• DESCRIPTION OF THE TASK:
Using the records below, give the number of lines where the word "JSON" appears, with no further output.
-- Begin DATASET RECORDS --
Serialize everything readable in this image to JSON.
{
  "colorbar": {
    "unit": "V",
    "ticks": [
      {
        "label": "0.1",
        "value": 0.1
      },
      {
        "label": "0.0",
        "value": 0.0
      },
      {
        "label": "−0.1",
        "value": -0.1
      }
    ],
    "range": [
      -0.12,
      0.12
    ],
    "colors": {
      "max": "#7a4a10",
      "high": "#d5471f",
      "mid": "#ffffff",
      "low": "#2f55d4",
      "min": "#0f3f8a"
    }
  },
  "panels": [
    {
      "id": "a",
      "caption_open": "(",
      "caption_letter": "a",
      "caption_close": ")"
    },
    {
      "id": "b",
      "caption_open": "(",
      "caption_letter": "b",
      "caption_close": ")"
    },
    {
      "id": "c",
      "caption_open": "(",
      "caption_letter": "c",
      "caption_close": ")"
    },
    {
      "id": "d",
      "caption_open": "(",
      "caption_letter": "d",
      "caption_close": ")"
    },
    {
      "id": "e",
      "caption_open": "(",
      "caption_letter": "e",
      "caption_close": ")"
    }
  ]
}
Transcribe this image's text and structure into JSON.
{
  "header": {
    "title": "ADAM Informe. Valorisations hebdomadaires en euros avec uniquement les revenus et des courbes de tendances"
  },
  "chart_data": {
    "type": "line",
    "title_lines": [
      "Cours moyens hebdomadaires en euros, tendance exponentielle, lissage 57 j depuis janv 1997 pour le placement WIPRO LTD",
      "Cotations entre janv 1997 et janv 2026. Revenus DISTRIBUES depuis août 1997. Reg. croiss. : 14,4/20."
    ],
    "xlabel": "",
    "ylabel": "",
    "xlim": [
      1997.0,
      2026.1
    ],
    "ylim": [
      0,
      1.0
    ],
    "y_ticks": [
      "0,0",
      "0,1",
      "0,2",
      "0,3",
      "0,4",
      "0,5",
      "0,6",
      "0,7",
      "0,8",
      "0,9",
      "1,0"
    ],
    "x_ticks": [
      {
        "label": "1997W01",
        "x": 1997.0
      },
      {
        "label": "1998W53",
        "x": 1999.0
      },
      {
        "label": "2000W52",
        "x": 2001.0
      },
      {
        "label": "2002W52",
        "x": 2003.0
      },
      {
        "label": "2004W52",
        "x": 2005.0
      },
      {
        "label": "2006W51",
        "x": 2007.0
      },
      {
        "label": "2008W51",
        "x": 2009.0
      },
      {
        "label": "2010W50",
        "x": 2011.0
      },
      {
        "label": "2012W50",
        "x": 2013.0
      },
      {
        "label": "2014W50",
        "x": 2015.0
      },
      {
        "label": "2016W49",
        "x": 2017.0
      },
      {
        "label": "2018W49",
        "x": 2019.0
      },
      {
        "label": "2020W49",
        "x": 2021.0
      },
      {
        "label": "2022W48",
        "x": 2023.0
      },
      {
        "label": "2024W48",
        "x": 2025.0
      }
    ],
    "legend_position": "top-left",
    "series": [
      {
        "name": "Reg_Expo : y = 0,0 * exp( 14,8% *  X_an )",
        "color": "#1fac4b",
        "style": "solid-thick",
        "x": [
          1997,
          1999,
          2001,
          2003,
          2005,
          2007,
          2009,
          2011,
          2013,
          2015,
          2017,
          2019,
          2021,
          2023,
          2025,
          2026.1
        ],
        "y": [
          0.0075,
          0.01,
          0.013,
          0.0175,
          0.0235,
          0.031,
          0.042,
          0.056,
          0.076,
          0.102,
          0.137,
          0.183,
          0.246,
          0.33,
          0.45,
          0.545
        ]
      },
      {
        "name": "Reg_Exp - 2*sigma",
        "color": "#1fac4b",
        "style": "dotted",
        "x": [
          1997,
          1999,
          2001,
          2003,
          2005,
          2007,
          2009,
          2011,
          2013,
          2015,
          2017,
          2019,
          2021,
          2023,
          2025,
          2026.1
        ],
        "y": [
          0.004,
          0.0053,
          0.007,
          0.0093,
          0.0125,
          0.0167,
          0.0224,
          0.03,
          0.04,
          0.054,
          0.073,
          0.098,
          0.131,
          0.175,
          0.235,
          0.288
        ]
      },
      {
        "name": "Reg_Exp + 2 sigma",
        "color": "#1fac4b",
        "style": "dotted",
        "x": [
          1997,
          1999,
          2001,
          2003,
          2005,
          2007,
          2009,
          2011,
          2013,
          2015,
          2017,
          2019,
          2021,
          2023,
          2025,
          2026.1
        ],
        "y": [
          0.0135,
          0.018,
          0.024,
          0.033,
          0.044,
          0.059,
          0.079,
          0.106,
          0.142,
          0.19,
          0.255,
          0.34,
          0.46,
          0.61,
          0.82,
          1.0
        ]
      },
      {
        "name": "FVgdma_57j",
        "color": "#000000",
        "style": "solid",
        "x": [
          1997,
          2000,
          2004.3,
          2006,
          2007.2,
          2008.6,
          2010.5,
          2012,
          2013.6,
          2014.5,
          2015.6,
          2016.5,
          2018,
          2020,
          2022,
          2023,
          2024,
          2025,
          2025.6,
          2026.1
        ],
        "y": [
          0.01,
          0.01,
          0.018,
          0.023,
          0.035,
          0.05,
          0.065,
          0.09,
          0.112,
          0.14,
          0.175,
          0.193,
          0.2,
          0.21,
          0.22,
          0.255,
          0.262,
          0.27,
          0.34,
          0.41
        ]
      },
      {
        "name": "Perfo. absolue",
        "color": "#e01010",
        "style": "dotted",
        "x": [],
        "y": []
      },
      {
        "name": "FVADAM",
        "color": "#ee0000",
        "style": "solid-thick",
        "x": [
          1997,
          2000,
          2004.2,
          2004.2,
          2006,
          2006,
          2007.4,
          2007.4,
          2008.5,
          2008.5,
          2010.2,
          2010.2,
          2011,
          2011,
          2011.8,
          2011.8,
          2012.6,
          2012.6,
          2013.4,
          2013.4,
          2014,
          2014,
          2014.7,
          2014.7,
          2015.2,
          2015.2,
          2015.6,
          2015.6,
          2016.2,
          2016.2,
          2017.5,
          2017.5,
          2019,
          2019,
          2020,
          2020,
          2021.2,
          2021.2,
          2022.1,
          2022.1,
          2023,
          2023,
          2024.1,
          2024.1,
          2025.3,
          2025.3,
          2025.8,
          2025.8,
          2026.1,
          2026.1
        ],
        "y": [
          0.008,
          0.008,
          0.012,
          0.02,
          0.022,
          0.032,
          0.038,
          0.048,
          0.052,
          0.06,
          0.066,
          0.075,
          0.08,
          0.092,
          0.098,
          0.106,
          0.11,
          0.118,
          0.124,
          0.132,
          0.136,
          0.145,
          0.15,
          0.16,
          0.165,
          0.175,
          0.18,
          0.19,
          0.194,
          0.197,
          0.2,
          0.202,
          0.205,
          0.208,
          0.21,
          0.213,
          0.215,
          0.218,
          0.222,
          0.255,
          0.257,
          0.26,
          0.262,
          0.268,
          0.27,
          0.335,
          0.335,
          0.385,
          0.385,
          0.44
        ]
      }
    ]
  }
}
-- End DATASET RECORDS --
• FINAL RESULT:
2